● Given instruction: What is the number of lines containing "Effects"? Give only that number.

● Supplied records:
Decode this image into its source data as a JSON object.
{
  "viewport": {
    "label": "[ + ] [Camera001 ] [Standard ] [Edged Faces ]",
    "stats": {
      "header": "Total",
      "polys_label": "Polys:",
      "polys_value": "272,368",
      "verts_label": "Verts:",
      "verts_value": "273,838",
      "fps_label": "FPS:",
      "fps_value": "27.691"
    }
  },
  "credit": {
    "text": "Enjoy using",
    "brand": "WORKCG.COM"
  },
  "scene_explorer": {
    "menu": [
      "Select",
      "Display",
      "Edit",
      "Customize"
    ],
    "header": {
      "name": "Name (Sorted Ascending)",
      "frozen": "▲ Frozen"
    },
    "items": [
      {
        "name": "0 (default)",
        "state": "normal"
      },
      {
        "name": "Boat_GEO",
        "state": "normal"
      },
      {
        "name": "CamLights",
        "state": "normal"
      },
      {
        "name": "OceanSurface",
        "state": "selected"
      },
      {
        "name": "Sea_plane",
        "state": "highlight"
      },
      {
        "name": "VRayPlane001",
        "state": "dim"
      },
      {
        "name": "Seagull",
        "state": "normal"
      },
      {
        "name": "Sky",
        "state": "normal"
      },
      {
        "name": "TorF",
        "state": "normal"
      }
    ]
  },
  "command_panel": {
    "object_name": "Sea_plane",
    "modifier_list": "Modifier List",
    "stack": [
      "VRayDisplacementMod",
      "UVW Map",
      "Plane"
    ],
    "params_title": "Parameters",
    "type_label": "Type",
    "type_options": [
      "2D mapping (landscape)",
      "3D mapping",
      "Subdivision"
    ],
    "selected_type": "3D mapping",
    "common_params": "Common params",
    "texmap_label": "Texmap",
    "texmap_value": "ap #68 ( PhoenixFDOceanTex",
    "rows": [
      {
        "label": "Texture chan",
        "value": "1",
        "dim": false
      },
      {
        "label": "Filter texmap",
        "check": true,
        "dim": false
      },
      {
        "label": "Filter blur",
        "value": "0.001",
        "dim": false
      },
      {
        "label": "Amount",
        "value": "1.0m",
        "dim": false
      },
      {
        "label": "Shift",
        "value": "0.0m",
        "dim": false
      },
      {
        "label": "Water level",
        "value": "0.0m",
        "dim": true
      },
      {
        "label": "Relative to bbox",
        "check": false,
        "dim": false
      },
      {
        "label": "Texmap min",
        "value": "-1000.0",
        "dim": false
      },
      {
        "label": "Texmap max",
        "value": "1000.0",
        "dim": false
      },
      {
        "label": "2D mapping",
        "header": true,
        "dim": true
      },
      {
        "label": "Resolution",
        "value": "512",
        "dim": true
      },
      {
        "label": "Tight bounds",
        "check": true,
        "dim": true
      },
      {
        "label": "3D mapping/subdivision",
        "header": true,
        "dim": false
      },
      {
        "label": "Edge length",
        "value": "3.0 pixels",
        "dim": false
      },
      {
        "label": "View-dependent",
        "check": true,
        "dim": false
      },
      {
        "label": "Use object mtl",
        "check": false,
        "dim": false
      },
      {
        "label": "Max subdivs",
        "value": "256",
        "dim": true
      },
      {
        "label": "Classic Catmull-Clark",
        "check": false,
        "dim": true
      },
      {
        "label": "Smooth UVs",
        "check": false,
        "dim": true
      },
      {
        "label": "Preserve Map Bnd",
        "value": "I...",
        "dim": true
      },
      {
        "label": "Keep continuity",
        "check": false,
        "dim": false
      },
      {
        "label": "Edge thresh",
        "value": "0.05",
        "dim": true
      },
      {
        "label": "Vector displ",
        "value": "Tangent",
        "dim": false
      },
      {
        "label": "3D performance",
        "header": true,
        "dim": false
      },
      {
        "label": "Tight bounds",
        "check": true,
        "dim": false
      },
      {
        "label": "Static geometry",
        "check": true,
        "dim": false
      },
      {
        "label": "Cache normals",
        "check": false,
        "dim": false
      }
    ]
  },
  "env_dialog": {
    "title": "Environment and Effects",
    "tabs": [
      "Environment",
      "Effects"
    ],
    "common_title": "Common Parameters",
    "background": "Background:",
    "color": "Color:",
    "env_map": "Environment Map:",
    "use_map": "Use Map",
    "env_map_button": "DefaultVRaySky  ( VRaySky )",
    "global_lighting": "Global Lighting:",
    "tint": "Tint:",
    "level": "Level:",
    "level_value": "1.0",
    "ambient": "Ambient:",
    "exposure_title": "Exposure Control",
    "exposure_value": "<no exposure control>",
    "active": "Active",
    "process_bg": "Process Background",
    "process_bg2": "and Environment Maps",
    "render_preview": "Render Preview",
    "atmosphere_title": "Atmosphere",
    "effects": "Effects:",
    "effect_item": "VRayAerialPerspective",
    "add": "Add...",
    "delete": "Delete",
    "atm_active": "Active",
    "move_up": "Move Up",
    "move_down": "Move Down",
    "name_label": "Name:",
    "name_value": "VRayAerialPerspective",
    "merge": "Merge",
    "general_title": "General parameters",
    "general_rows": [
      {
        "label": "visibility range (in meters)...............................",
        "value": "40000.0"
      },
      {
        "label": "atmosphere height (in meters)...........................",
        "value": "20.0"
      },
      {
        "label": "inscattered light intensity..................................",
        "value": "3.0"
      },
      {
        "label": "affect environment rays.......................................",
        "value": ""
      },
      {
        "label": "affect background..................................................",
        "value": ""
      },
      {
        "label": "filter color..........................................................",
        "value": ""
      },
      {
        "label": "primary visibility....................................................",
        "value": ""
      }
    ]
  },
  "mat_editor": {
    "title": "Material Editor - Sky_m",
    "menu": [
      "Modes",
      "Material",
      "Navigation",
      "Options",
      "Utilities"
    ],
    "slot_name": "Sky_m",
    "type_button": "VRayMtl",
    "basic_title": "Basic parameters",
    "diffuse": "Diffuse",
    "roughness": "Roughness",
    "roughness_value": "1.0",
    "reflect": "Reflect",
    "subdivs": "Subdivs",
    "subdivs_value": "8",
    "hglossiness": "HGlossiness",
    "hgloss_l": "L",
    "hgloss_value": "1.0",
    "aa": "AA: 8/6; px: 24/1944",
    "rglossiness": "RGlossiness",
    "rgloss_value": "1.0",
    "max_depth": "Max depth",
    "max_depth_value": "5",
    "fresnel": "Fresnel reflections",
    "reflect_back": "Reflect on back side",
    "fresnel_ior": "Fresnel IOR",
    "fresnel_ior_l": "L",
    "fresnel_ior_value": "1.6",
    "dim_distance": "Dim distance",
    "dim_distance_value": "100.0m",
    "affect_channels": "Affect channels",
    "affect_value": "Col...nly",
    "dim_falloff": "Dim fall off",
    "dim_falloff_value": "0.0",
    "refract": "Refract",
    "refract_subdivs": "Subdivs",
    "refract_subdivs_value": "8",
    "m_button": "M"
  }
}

● The output: 3